What is asked: Each record below is to be copied word for word, with pictures removed.

Record set:

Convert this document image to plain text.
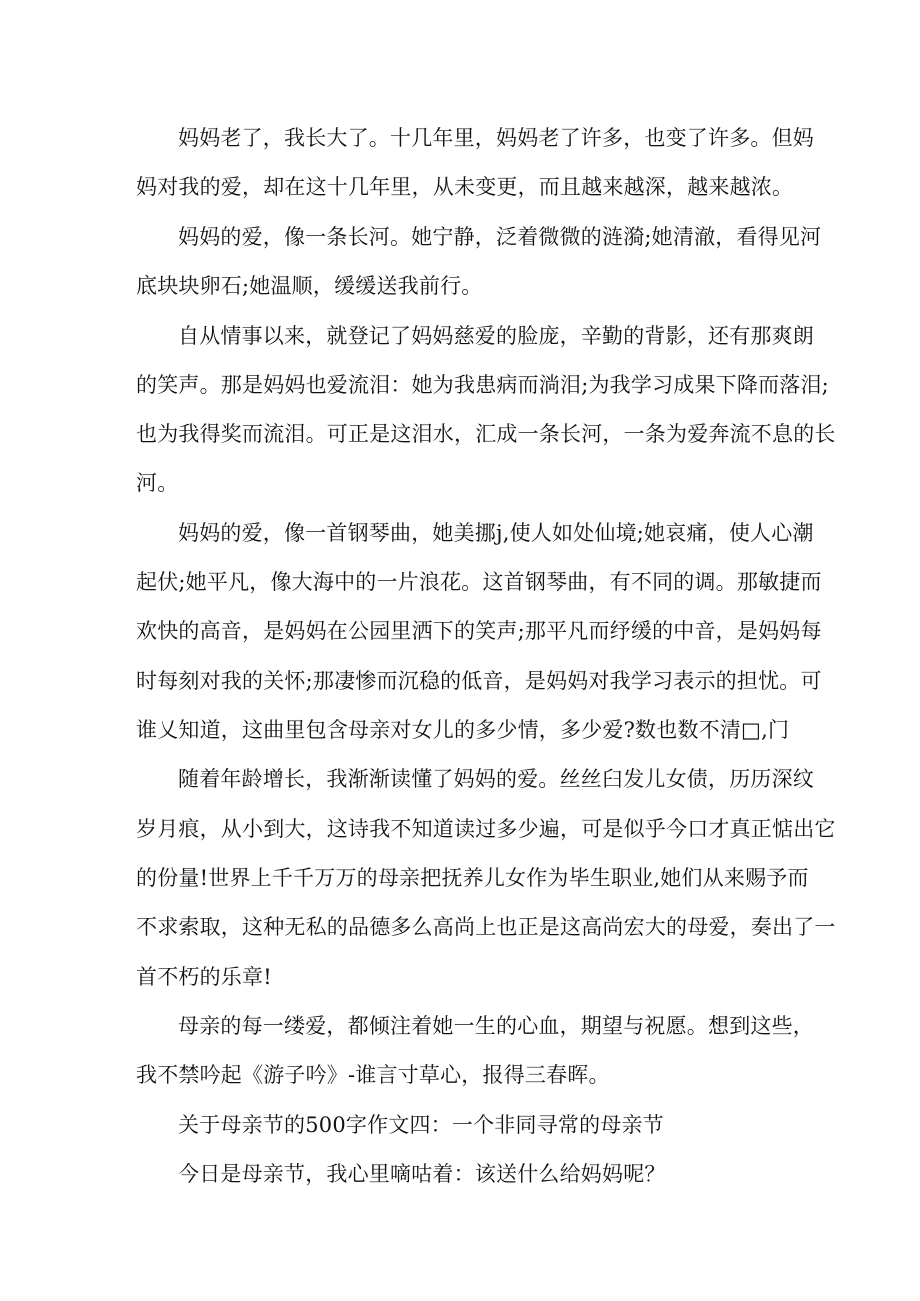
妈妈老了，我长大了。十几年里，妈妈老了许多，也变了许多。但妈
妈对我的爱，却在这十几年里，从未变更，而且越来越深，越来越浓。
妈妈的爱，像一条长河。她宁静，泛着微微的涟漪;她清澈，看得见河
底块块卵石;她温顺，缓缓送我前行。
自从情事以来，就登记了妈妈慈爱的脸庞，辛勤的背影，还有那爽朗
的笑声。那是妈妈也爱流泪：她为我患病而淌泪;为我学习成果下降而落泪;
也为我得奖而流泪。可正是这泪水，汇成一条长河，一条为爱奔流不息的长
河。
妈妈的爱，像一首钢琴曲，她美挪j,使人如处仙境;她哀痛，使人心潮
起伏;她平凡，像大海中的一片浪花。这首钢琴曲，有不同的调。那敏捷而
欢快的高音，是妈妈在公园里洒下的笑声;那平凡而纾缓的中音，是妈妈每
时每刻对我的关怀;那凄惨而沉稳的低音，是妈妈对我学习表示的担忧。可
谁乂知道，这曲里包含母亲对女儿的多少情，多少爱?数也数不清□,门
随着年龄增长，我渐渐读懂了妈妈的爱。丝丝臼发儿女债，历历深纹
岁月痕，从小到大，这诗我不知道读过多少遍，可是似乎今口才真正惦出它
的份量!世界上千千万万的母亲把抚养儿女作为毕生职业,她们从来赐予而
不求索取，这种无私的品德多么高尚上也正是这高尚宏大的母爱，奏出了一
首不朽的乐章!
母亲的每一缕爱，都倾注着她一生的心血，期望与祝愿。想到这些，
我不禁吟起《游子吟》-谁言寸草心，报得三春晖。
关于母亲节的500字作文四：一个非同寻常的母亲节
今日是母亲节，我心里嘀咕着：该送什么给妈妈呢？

Written answer:
Convert this document image to plain text.
妈妈老了，我长大了。十几年里，妈妈老了许多，也变了许多。但妈
妈对我的爱，却在这十几年里，从未变更，而且越来越深，越来越浓。
妈妈的爱，像一条长河。她宁静，泛着微微的涟漪;她清澈，看得见河
底块块卵石;她温顺，缓缓送我前行。
自从情事以来，就登记了妈妈慈爱的脸庞，辛勤的背影，还有那爽朗
的笑声。那是妈妈也爱流泪：她为我患病而淌泪;为我学习成果下降而落泪;
也为我得奖而流泪。可正是这泪水，汇成一条长河，一条为爱奔流不息的长
河。
妈妈的爱，像一首钢琴曲，她美挪j,使人如处仙境;她哀痛，使人心潮
起伏;她平凡，像大海中的一片浪花。这首钢琴曲，有不同的调。那敏捷而
欢快的高音，是妈妈在公园里洒下的笑声;那平凡而纾缓的中音，是妈妈每
时每刻对我的关怀;那凄惨而沉稳的低音，是妈妈对我学习表示的担忧。可
谁乂知道，这曲里包含母亲对女儿的多少情，多少爱?数也数不清□,门
随着年龄增长，我渐渐读懂了妈妈的爱。丝丝臼发儿女债，历历深纹
岁月痕，从小到大，这诗我不知道读过多少遍，可是似乎今口才真正惦出它
的份量!世界上千千万万的母亲把抚养儿女作为毕生职业,她们从来赐予而
不求索取，这种无私的品德多么高尚上也正是这高尚宏大的母爱，奏出了一
首不朽的乐章!
母亲的每一缕爱，都倾注着她一生的心血，期望与祝愿。想到这些，
我不禁吟起《游子吟》-谁言寸草心，报得三春晖。
关于母亲节的500字作文四：一个非同寻常的母亲节
今日是母亲节，我心里嘀咕着：该送什么给妈妈呢？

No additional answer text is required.